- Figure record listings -
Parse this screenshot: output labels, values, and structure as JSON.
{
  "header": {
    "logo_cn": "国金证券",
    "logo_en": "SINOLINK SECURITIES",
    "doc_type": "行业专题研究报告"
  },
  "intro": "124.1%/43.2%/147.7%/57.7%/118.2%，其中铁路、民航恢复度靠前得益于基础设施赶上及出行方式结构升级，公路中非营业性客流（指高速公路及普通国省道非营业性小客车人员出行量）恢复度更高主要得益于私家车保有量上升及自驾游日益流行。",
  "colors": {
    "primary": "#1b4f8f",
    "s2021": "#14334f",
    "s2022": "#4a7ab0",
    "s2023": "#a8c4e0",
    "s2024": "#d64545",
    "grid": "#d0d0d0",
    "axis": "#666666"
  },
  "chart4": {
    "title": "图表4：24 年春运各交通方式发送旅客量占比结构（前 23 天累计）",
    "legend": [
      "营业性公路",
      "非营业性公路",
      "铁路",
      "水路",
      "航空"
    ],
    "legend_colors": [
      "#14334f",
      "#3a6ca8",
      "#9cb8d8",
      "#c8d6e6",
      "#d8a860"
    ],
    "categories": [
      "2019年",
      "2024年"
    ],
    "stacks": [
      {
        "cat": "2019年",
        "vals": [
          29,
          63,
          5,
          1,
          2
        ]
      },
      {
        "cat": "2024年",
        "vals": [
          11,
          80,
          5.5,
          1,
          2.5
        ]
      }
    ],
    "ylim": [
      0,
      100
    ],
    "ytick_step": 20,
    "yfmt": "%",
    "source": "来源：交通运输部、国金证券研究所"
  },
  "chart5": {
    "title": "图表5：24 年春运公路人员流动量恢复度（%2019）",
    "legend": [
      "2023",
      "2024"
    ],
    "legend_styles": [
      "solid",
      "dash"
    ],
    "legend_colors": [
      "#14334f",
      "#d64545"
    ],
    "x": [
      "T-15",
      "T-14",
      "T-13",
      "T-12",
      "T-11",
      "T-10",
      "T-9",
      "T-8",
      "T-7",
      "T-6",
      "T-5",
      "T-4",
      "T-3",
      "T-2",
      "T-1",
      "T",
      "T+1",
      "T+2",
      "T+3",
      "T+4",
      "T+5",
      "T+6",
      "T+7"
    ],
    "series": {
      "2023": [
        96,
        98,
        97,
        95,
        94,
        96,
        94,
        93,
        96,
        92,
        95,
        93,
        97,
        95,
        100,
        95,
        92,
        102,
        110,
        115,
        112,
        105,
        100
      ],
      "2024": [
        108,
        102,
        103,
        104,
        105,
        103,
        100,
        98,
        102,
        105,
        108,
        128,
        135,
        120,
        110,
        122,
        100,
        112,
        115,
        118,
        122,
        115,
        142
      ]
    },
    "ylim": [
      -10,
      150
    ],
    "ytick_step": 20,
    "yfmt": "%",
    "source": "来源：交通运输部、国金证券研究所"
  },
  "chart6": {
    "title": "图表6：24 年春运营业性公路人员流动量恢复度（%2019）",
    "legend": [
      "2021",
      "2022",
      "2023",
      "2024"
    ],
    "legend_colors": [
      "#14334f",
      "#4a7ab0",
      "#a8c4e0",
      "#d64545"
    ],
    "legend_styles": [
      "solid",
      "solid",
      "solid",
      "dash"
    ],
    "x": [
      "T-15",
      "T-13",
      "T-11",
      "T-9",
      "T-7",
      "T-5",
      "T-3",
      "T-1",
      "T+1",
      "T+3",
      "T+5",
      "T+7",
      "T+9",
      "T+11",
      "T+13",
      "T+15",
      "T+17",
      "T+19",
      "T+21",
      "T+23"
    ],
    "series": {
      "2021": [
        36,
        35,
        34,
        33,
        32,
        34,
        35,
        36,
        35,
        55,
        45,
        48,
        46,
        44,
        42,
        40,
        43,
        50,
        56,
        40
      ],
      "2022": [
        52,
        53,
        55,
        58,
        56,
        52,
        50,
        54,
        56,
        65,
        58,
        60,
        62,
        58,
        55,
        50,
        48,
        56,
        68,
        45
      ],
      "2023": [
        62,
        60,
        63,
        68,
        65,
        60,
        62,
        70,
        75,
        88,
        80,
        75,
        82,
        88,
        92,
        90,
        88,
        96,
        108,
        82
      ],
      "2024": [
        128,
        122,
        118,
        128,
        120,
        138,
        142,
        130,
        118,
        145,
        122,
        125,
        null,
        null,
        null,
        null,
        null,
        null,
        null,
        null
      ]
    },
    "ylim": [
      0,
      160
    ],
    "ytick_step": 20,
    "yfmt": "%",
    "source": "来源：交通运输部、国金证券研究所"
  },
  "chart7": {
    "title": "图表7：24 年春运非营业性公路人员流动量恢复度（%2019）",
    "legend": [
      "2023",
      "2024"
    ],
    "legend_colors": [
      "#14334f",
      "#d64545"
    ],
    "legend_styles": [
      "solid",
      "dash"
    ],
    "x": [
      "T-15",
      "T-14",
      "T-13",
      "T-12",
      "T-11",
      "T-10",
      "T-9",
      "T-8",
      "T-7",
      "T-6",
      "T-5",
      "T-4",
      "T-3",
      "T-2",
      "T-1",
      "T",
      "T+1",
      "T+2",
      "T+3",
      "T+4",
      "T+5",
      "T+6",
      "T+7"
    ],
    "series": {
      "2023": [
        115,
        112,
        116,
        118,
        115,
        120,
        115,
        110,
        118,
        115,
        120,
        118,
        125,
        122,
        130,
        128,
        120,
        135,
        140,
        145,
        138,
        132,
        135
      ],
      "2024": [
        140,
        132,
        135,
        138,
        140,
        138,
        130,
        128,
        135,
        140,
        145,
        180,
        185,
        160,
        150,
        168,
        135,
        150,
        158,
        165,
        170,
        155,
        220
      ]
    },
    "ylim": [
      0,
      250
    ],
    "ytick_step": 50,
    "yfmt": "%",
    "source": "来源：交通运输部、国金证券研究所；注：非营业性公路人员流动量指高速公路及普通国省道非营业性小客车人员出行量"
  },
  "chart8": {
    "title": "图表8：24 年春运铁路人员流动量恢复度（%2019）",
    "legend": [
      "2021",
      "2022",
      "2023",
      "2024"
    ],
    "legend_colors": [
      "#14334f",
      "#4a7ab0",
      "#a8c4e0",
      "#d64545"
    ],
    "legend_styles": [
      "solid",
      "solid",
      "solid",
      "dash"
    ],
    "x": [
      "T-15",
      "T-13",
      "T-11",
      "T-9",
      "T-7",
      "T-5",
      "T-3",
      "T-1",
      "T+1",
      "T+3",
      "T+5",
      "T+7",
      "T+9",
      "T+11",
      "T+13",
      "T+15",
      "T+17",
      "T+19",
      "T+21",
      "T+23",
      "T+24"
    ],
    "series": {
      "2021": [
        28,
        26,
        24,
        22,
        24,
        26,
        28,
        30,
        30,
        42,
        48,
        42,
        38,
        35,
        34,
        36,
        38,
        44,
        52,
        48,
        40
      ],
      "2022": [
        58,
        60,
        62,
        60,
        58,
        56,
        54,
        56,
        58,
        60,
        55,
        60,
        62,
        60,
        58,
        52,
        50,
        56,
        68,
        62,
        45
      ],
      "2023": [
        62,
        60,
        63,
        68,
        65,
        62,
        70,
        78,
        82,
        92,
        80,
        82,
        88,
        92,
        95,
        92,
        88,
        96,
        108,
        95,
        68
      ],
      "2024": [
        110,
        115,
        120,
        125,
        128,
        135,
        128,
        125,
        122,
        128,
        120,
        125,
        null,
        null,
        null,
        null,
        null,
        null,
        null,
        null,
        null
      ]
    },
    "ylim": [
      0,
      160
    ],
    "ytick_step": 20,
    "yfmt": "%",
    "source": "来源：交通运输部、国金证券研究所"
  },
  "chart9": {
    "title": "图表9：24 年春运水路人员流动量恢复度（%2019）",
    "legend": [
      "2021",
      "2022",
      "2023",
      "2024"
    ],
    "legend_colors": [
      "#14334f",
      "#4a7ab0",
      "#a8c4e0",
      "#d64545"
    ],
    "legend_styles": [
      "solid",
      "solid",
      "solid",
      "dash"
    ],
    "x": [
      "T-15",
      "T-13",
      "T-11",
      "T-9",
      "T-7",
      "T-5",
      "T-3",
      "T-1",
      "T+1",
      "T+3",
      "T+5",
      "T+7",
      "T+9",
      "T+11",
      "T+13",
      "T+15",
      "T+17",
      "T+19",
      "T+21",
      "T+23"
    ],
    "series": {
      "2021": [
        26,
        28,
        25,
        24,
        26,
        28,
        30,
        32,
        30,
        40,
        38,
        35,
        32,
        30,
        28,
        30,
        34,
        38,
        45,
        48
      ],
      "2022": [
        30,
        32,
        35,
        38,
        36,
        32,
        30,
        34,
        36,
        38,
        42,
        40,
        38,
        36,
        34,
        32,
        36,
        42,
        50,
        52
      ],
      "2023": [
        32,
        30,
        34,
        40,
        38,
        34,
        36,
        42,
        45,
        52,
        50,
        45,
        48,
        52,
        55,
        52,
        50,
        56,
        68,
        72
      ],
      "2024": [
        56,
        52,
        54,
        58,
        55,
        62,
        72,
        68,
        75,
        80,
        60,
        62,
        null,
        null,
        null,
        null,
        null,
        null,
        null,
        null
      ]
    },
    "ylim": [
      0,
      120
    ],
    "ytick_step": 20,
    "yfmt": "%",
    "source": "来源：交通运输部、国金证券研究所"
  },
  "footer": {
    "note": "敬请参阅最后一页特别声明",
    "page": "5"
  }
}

- What the exercise asks -
Find the word "title" in the entries, and copy every line it shows up in.

- Reply to the task -
    "title": "图表4：24 年春运各交通方式发送旅客量占比结构（前 23 天累计）",
    "title": "图表5：24 年春运公路人员流动量恢复度（%2019）",
    "title": "图表6：24 年春运营业性公路人员流动量恢复度（%2019）",
    "title": "图表7：24 年春运非营业性公路人员流动量恢复度（%2019）",
    "title": "图表8：24 年春运铁路人员流动量恢复度（%2019）",
    "title": "图表9：24 年春运水路人员流动量恢复度（%2019）",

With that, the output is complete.